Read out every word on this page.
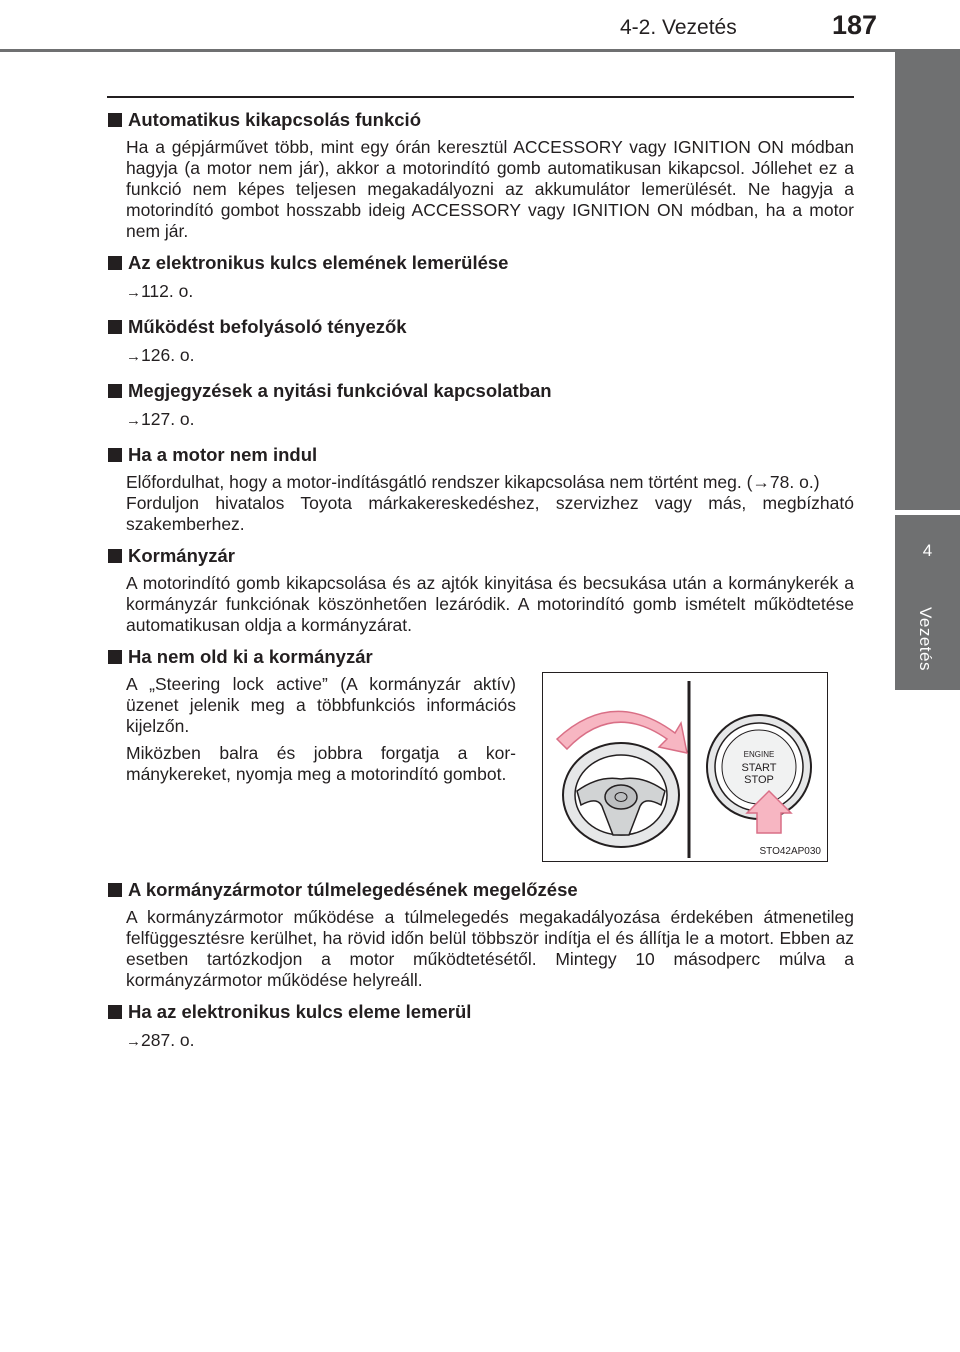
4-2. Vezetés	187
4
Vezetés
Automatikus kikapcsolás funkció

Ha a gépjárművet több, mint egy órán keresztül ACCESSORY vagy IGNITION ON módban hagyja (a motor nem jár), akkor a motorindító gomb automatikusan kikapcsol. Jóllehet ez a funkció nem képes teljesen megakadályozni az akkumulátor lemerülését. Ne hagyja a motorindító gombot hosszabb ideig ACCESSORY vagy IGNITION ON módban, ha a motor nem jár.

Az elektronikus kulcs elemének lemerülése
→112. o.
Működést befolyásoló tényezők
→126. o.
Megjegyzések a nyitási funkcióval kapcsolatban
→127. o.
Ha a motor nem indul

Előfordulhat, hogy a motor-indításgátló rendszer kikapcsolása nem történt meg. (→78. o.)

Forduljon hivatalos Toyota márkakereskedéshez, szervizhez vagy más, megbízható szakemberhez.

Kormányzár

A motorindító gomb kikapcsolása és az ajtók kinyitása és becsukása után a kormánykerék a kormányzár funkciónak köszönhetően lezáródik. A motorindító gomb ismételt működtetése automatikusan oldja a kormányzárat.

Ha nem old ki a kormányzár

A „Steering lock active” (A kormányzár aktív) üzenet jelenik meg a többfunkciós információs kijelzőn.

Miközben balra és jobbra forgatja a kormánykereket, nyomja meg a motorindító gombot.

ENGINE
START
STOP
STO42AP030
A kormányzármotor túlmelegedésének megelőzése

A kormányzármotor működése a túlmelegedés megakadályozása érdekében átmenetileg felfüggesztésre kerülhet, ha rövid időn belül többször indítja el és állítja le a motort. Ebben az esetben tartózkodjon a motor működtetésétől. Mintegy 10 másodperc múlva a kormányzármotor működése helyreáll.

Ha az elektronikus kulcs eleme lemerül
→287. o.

- - -

Restate the data above exactly, stripping out each image.

[THE ANSWER]:
Read out every word on this page.
4-2. Vezetés	187
4
Vezetés
Automatikus kikapcsolás funkció

Ha a gépjárművet több, mint egy órán keresztül ACCESSORY vagy IGNITION ON módban hagyja (a motor nem jár), akkor a motorindító gomb automatikusan kikapcsol. Jóllehet ez a funkció nem képes teljesen megakadályozni az akkumulátor lemerülését. Ne hagyja a motorindító gombot hosszabb ideig ACCESSORY vagy IGNITION ON módban, ha a motor nem jár.

Az elektronikus kulcs elemének lemerülése
→112. o.
Működést befolyásoló tényezők
→126. o.
Megjegyzések a nyitási funkcióval kapcsolatban
→127. o.
Ha a motor nem indul

Előfordulhat, hogy a motor-indításgátló rendszer kikapcsolása nem történt meg. (→78. o.)

Forduljon hivatalos Toyota márkakereskedéshez, szervizhez vagy más, megbízható szakemberhez.

Kormányzár

A motorindító gomb kikapcsolása és az ajtók kinyitása és becsukása után a kormánykerék a kormányzár funkciónak köszönhetően lezáródik. A motorindító gomb ismételt működtetése automatikusan oldja a kormányzárat.

Ha nem old ki a kormányzár

A „Steering lock active” (A kormányzár aktív) üzenet jelenik meg a többfunkciós információs kijelzőn.

Miközben balra és jobbra forgatja a kormánykereket, nyomja meg a motorindító gombot.

ENGINE
START
STOP
STO42AP030
A kormányzármotor túlmelegedésének megelőzése

A kormányzármotor működése a túlmelegedés megakadályozása érdekében átmenetileg felfüggesztésre kerülhet, ha rövid időn belül többször indítja el és állítja le a motort. Ebben az esetben tartózkodjon a motor működtetésétől. Mintegy 10 másodperc múlva a kormányzármotor működése helyreáll.

Ha az elektronikus kulcs eleme lemerül
→287. o.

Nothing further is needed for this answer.